* Start DATA SUPPLIED *

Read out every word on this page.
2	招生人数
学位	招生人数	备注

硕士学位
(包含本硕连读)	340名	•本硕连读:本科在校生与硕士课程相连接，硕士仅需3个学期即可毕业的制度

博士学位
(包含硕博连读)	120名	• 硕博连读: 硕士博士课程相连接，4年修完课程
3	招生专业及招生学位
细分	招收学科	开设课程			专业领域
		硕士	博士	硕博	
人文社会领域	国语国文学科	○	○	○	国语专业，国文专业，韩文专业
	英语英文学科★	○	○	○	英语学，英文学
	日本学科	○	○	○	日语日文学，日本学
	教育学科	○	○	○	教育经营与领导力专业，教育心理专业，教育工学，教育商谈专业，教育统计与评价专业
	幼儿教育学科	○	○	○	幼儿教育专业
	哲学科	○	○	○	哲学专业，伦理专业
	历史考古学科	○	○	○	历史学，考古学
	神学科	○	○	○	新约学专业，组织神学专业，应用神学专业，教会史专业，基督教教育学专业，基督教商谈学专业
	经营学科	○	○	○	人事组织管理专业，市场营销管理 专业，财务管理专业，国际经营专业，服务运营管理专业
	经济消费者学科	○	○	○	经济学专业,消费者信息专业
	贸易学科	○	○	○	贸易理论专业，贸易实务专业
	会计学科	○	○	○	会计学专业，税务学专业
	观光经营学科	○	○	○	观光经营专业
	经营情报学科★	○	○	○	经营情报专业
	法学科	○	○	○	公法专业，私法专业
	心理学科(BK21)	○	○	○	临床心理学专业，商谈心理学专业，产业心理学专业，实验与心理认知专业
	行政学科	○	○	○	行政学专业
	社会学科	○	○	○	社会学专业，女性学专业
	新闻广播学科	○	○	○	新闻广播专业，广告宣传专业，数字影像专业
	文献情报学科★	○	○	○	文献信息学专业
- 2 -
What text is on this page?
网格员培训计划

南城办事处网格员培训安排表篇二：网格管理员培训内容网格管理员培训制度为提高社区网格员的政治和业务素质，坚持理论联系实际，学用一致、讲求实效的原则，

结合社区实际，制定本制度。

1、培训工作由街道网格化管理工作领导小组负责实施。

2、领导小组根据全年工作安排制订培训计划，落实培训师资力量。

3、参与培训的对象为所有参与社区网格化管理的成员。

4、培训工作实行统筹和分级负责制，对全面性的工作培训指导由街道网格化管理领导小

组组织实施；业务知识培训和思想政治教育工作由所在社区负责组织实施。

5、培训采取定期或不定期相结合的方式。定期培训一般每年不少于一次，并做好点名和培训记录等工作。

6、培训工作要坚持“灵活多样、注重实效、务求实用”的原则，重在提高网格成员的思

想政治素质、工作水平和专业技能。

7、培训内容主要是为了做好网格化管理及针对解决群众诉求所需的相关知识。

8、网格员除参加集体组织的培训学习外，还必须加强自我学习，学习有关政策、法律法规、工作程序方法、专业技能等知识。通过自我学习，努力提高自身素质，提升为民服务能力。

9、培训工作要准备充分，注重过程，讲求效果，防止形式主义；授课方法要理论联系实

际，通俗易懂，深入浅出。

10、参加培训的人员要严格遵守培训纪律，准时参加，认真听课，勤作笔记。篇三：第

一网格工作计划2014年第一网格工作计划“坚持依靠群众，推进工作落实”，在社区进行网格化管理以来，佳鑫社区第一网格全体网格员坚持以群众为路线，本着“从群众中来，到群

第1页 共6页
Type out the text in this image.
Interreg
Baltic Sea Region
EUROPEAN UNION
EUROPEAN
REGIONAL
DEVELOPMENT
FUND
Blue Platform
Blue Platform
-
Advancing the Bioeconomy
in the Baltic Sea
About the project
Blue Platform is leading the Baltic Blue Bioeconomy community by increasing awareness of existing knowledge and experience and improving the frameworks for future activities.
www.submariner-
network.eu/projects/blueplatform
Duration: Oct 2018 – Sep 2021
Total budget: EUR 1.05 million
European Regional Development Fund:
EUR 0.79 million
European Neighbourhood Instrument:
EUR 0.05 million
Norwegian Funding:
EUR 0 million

* End DATA SUPPLIED *

§ REQUIRED WORK
Copy each line of the data exactly, leaving nothing out.

§ IN RESPONSE
Read out every word on this page.
2	招生人数
学位	招生人数	备注

硕士学位
(包含本硕连读)	340名	•本硕连读:本科在校生与硕士课程相连接，硕士仅需3个学期即可毕业的制度

博士学位
(包含硕博连读)	120名	• 硕博连读: 硕士博士课程相连接，4年修完课程
3	招生专业及招生学位
细分	招收学科	开设课程			专业领域
		硕士	博士	硕博	
人文社会领域	国语国文学科	○	○	○	国语专业，国文专业，韩文专业
	英语英文学科★	○	○	○	英语学，英文学
	日本学科	○	○	○	日语日文学，日本学
	教育学科	○	○	○	教育经营与领导力专业，教育心理专业，教育工学，教育商谈专业，教育统计与评价专业
	幼儿教育学科	○	○	○	幼儿教育专业
	哲学科	○	○	○	哲学专业，伦理专业
	历史考古学科	○	○	○	历史学，考古学
	神学科	○	○	○	新约学专业，组织神学专业，应用神学专业，教会史专业，基督教教育学专业，基督教商谈学专业
	经营学科	○	○	○	人事组织管理专业，市场营销管理 专业，财务管理专业，国际经营专业，服务运营管理专业
	经济消费者学科	○	○	○	经济学专业,消费者信息专业
	贸易学科	○	○	○	贸易理论专业，贸易实务专业
	会计学科	○	○	○	会计学专业，税务学专业
	观光经营学科	○	○	○	观光经营专业
	经营情报学科★	○	○	○	经营情报专业
	法学科	○	○	○	公法专业，私法专业
	心理学科(BK21)	○	○	○	临床心理学专业，商谈心理学专业，产业心理学专业，实验与心理认知专业
	行政学科	○	○	○	行政学专业
	社会学科	○	○	○	社会学专业，女性学专业
	新闻广播学科	○	○	○	新闻广播专业，广告宣传专业，数字影像专业
	文献情报学科★	○	○	○	文献信息学专业
- 2 -
What text is on this page?
网格员培训计划

南城办事处网格员培训安排表篇二：网格管理员培训内容网格管理员培训制度为提高社区网格员的政治和业务素质，坚持理论联系实际，学用一致、讲求实效的原则，

结合社区实际，制定本制度。

1、培训工作由街道网格化管理工作领导小组负责实施。

2、领导小组根据全年工作安排制订培训计划，落实培训师资力量。

3、参与培训的对象为所有参与社区网格化管理的成员。

4、培训工作实行统筹和分级负责制，对全面性的工作培训指导由街道网格化管理领导小

组组织实施；业务知识培训和思想政治教育工作由所在社区负责组织实施。

5、培训采取定期或不定期相结合的方式。定期培训一般每年不少于一次，并做好点名和培训记录等工作。

6、培训工作要坚持“灵活多样、注重实效、务求实用”的原则，重在提高网格成员的思

想政治素质、工作水平和专业技能。

7、培训内容主要是为了做好网格化管理及针对解决群众诉求所需的相关知识。

8、网格员除参加集体组织的培训学习外，还必须加强自我学习，学习有关政策、法律法规、工作程序方法、专业技能等知识。通过自我学习，努力提高自身素质，提升为民服务能力。

9、培训工作要准备充分，注重过程，讲求效果，防止形式主义；授课方法要理论联系实

际，通俗易懂，深入浅出。

10、参加培训的人员要严格遵守培训纪律，准时参加，认真听课，勤作笔记。篇三：第

一网格工作计划2014年第一网格工作计划“坚持依靠群众，推进工作落实”，在社区进行网格化管理以来，佳鑫社区第一网格全体网格员坚持以群众为路线，本着“从群众中来，到群

第1页 共6页
Type out the text in this image.
Interreg
Baltic Sea Region
EUROPEAN UNION
EUROPEAN
REGIONAL
DEVELOPMENT
FUND
Blue Platform
Blue Platform
-
Advancing the Bioeconomy
in the Baltic Sea
About the project
Blue Platform is leading the Baltic Blue Bioeconomy community by increasing awareness of existing knowledge and experience and improving the frameworks for future activities.
www.submariner-
network.eu/projects/blueplatform
Duration: Oct 2018 – Sep 2021
Total budget: EUR 1.05 million
European Regional Development Fund:
EUR 0.79 million
European Neighbourhood Instrument:
EUR 0.05 million
Norwegian Funding:
EUR 0 million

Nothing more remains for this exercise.